═══ Raw records ═══

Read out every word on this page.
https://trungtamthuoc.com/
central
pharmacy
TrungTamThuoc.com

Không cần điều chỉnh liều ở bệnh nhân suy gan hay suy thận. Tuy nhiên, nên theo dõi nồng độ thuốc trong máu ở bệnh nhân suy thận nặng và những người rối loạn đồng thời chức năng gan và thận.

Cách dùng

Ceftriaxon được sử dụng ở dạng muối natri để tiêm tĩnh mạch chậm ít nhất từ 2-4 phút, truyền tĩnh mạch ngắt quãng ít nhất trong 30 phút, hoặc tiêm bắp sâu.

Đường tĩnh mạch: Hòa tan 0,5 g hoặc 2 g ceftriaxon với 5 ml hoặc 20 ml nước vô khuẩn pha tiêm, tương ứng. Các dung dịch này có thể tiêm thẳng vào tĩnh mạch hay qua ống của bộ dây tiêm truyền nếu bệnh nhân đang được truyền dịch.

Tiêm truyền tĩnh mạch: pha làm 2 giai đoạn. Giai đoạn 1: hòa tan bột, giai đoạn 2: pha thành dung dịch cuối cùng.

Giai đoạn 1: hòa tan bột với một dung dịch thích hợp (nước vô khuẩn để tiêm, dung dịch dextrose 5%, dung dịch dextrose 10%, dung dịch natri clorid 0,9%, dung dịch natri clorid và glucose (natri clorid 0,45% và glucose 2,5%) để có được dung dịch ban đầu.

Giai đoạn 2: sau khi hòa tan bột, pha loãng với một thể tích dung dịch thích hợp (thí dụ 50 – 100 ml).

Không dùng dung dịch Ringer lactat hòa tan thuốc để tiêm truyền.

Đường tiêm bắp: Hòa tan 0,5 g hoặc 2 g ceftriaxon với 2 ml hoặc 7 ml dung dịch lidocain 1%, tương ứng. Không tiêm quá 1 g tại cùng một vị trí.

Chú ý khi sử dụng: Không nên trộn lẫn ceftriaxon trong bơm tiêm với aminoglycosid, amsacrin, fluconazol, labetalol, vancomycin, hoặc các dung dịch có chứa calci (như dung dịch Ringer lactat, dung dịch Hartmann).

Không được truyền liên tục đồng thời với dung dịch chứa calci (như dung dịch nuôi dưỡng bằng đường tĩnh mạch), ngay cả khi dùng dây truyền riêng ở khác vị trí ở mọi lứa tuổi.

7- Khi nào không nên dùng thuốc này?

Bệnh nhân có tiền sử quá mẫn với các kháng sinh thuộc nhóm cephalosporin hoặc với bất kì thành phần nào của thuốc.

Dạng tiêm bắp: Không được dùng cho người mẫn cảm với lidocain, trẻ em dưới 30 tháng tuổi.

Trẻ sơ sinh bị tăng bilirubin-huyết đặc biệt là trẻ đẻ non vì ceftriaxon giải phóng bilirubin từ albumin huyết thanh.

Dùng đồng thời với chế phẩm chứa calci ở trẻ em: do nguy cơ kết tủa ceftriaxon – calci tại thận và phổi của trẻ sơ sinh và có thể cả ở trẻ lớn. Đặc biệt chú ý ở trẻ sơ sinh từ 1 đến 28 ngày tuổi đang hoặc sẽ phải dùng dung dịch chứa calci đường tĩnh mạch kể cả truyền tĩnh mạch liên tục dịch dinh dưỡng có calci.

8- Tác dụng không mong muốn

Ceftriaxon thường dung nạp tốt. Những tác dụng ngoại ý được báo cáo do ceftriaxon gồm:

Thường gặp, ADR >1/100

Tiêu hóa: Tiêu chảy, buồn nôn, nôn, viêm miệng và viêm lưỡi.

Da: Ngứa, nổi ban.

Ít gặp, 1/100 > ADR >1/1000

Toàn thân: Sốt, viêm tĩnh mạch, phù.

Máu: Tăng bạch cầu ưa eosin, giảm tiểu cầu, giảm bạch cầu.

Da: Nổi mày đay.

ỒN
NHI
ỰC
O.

═══

Instructions for the task >> Pick out lines containing the word "nhân", each one as written.

Complete answer >>
Không cần điều chỉnh liều ở bệnh nhân suy gan hay suy thận. Tuy nhiên, nên theo dõi nồng độ thuốc trong máu ở bệnh nhân suy thận nặng và những người rối loạn đồng thời chức năng gan và thận.
Đường tĩnh mạch: Hòa tan 0,5 g hoặc 2 g ceftriaxon với 5 ml hoặc 20 ml nước vô khuẩn pha tiêm, tương ứng. Các dung dịch này có thể tiêm thẳng vào tĩnh mạch hay qua ống của bộ dây tiêm truyền nếu bệnh nhân đang được truyền dịch.
Bệnh nhân có tiền sử quá mẫn với các kháng sinh thuộc nhóm cephalosporin hoặc với bất kì thành phần nào của thuốc.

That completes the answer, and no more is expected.